Select from the data all lines with the word "وفيها".

■ Saved data entries
----
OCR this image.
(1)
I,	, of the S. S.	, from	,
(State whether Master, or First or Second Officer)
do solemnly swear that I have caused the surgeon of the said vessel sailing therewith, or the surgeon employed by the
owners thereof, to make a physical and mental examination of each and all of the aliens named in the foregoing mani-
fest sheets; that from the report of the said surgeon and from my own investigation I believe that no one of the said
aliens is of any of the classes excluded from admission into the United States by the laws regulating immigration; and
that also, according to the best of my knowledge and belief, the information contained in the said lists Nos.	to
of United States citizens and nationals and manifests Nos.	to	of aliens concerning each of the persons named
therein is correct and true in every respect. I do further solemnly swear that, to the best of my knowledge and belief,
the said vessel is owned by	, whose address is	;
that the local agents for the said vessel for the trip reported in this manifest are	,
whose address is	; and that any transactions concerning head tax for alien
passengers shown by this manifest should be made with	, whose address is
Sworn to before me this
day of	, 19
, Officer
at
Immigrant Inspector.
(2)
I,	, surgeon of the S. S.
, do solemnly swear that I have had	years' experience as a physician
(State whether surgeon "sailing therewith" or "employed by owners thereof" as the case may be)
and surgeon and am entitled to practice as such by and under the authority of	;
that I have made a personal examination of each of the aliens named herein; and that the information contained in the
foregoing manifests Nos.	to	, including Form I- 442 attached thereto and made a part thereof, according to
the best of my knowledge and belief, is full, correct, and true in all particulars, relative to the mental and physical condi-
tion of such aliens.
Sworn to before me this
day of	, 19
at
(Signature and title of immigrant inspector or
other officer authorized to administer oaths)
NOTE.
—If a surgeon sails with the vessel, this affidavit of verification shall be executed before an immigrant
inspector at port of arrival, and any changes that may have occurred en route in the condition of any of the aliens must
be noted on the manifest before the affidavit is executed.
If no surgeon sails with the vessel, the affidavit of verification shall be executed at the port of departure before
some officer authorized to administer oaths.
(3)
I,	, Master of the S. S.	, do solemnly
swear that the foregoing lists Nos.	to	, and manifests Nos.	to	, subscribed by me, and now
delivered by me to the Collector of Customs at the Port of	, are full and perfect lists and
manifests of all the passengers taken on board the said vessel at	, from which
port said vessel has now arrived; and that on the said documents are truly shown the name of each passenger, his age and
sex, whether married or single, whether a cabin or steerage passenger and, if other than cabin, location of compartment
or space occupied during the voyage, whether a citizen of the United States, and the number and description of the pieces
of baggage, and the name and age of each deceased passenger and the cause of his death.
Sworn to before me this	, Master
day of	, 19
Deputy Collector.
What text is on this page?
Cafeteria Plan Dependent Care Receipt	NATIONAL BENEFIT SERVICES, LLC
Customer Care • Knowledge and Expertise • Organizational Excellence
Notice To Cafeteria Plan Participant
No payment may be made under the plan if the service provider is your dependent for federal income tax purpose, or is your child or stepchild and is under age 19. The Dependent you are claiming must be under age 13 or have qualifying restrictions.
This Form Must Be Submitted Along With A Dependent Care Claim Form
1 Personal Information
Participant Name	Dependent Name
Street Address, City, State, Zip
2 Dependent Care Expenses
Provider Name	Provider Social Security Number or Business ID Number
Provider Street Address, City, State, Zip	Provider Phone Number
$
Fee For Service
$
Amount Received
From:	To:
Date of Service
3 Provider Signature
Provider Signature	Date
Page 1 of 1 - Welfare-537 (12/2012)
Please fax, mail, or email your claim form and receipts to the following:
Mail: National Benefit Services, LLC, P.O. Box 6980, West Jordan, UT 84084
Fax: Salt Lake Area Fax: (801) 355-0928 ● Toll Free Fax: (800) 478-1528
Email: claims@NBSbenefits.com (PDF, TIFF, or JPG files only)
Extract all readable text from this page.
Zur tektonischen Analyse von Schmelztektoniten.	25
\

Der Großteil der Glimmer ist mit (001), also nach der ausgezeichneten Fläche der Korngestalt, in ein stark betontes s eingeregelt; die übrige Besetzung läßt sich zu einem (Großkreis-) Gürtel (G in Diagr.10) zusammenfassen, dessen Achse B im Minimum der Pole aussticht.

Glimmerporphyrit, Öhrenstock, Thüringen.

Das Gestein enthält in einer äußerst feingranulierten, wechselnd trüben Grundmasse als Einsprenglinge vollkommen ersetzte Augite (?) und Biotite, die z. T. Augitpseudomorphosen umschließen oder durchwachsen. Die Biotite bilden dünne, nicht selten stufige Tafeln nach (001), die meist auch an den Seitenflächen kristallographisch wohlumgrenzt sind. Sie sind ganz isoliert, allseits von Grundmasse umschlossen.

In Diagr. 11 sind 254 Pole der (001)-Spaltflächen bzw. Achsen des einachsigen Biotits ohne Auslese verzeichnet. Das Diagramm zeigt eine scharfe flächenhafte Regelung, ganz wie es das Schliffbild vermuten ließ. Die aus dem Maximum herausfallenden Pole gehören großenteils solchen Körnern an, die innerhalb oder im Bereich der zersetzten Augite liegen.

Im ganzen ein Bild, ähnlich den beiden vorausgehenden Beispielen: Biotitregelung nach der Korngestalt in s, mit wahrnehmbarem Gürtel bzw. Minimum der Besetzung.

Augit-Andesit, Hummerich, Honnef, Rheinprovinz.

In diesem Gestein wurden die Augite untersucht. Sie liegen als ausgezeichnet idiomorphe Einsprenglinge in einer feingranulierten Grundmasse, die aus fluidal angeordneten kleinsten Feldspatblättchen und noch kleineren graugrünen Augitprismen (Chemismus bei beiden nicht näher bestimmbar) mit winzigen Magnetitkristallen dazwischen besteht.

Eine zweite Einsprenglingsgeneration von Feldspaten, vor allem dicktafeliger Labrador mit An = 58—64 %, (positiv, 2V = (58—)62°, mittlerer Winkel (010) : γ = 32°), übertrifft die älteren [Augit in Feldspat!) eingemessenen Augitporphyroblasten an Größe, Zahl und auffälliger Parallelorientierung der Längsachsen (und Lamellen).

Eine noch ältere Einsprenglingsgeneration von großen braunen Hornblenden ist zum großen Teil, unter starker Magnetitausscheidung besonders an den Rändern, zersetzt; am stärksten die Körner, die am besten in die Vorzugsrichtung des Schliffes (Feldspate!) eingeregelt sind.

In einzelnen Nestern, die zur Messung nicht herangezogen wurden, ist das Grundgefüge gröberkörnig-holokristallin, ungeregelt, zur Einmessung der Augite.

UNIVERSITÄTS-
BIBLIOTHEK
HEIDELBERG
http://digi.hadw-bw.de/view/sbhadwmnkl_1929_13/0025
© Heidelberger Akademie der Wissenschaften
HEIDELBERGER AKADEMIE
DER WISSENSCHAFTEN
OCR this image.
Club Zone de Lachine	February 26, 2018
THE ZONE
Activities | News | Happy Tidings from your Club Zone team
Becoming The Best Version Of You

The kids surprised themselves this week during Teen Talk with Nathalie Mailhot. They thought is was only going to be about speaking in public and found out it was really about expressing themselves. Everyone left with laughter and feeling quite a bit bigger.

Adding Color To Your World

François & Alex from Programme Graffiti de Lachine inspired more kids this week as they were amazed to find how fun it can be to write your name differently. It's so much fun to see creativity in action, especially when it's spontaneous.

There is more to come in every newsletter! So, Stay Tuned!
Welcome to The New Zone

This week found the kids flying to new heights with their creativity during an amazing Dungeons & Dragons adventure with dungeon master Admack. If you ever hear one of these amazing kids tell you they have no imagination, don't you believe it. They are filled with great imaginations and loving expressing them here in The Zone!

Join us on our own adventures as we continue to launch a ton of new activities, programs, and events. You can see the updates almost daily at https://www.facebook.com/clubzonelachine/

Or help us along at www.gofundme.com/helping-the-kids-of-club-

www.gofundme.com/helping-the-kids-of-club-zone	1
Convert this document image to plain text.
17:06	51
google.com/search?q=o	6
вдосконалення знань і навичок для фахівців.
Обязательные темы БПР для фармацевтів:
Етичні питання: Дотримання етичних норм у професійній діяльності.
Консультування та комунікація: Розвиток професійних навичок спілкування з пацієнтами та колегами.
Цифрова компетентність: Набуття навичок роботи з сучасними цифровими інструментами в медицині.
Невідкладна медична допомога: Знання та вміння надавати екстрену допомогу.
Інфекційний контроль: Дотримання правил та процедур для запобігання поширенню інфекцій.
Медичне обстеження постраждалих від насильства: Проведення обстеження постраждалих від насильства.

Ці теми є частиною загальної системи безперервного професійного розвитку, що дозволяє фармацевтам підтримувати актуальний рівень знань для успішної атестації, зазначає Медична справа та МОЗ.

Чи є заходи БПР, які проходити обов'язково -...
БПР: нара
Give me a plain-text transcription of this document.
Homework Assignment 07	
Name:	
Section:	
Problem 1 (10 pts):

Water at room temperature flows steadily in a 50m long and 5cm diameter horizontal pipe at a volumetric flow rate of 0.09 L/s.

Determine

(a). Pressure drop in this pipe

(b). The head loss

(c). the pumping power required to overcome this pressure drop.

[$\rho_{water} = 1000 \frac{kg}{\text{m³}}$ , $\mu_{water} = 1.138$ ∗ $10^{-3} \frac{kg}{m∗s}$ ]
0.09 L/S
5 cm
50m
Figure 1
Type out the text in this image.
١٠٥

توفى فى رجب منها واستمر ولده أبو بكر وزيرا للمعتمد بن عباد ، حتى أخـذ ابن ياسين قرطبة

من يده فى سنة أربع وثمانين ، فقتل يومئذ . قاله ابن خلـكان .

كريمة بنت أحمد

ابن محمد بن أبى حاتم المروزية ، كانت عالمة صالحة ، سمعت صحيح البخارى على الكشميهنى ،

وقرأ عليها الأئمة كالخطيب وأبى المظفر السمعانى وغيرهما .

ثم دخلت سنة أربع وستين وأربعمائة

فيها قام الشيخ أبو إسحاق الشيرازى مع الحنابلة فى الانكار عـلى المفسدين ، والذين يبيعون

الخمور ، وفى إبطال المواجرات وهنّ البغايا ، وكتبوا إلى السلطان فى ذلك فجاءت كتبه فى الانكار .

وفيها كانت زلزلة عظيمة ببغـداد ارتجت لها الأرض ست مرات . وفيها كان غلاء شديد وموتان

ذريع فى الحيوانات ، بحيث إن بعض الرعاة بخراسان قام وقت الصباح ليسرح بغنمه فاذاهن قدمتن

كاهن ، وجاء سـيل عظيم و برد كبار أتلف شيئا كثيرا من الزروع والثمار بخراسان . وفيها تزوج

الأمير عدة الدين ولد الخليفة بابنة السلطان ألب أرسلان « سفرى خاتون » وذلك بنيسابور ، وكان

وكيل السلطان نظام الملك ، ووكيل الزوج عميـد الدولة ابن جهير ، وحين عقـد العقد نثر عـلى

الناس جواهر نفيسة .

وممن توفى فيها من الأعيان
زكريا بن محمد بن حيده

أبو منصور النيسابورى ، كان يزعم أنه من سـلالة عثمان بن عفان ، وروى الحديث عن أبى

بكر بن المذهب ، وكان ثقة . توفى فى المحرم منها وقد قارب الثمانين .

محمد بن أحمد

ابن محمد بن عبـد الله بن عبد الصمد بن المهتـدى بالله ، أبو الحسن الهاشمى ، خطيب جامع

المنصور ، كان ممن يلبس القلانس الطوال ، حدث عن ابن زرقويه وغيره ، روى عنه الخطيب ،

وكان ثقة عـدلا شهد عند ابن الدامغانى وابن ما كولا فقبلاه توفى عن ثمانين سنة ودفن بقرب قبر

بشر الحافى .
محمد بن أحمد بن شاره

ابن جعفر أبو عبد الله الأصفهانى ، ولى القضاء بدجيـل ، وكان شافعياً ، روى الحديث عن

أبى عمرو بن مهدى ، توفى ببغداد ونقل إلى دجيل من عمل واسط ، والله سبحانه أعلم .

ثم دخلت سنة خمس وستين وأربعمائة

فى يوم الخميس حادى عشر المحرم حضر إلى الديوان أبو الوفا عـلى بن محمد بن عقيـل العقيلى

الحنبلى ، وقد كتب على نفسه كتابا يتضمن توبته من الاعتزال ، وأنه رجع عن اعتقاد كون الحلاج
----
■ IN RESPONSE
وفيها كانت زلزلة عظيمة ببغـداد ارتجت لها الأرض ست مرات . وفيها كان غلاء شديد وموتان
كاهن ، وجاء سـيل عظيم و برد كبار أتلف شيئا كثيرا من الزروع والثمار بخراسان . وفيها تزوج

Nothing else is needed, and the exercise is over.